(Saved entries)
========================

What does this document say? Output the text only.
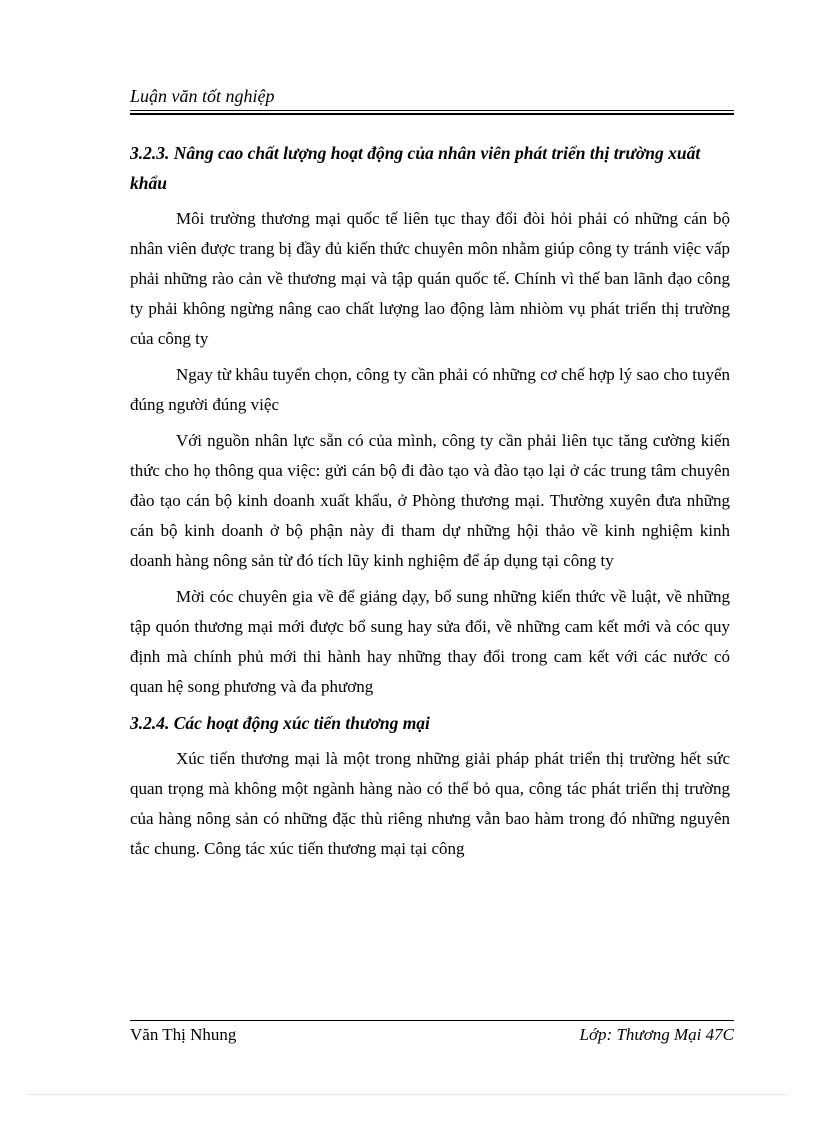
Luận văn tốt nghiệp

3.2.3. Nâng cao chất lượng hoạt động của nhân viên phát triển thị trường xuất khẩu

Môi trường thương mại quốc tế liên tục thay đổi đòi hỏi phải có những cán bộ nhân viên được trang bị đầy đủ kiến thức chuyên môn nhằm giúp công ty tránh việc vấp phải những rào cản về thương mại và tập quán quốc tế. Chính vì thế ban lãnh đạo công ty phải không ngừng nâng cao chất lượng lao động làm nhiòm vụ phát triển thị trường của công ty

Ngay từ khâu tuyển chọn, công ty cần phải có những cơ chế hợp lý sao cho tuyển đúng người đúng việc

Với nguồn nhân lực sẵn có của mình, công ty cần phải liên tục tăng cường kiến thức cho họ thông qua việc: gửi cán bộ đi đào tạo và đào tạo lại ở các trung tâm chuyên đào tạo cán bộ kinh doanh xuất khẩu, ở Phòng thương mại. Thường xuyên đưa những cán bộ kinh doanh ở bộ phận này đi tham dự những hội thảo về kinh nghiệm kinh doanh hàng nông sản từ đó tích lũy kinh nghiệm để áp dụng tại công ty

Mời cóc chuyên gia về để giảng dạy, bổ sung những kiến thức về luật, về những tập quón thương mại mới được bổ sung hay sửa đổi, về những cam kết mới và cóc quy định mà chính phủ mới thi hành hay những thay đổi trong cam kết với các nước có quan hệ song phương và đa phương

3.2.4. Các hoạt động xúc tiến thương mại

Xúc tiến thương mại là một trong những giải pháp phát triển thị trường hết sức quan trọng mà không một ngành hàng nào có thể bỏ qua, công tác phát triển thị trường của hàng nông sản có những đặc thù riêng nhưng vẫn bao hàm trong đó những nguyên tắc chung. Công tác xúc tiến thương mại tại công

Văn Thị Nhung	Lớp: Thương Mại 47C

========================

WORK TO COMPLETE
Drop the pictures and reproduce the rest of the entries above exactly.

THE RESULT
What does this document say? Output the text only.
Luận văn tốt nghiệp

3.2.3. Nâng cao chất lượng hoạt động của nhân viên phát triển thị trường xuất khẩu

Môi trường thương mại quốc tế liên tục thay đổi đòi hỏi phải có những cán bộ nhân viên được trang bị đầy đủ kiến thức chuyên môn nhằm giúp công ty tránh việc vấp phải những rào cản về thương mại và tập quán quốc tế. Chính vì thế ban lãnh đạo công ty phải không ngừng nâng cao chất lượng lao động làm nhiòm vụ phát triển thị trường của công ty

Ngay từ khâu tuyển chọn, công ty cần phải có những cơ chế hợp lý sao cho tuyển đúng người đúng việc

Với nguồn nhân lực sẵn có của mình, công ty cần phải liên tục tăng cường kiến thức cho họ thông qua việc: gửi cán bộ đi đào tạo và đào tạo lại ở các trung tâm chuyên đào tạo cán bộ kinh doanh xuất khẩu, ở Phòng thương mại. Thường xuyên đưa những cán bộ kinh doanh ở bộ phận này đi tham dự những hội thảo về kinh nghiệm kinh doanh hàng nông sản từ đó tích lũy kinh nghiệm để áp dụng tại công ty

Mời cóc chuyên gia về để giảng dạy, bổ sung những kiến thức về luật, về những tập quón thương mại mới được bổ sung hay sửa đổi, về những cam kết mới và cóc quy định mà chính phủ mới thi hành hay những thay đổi trong cam kết với các nước có quan hệ song phương và đa phương

3.2.4. Các hoạt động xúc tiến thương mại

Xúc tiến thương mại là một trong những giải pháp phát triển thị trường hết sức quan trọng mà không một ngành hàng nào có thể bỏ qua, công tác phát triển thị trường của hàng nông sản có những đặc thù riêng nhưng vẫn bao hàm trong đó những nguyên tắc chung. Công tác xúc tiến thương mại tại công

Văn Thị Nhung	Lớp: Thương Mại 47C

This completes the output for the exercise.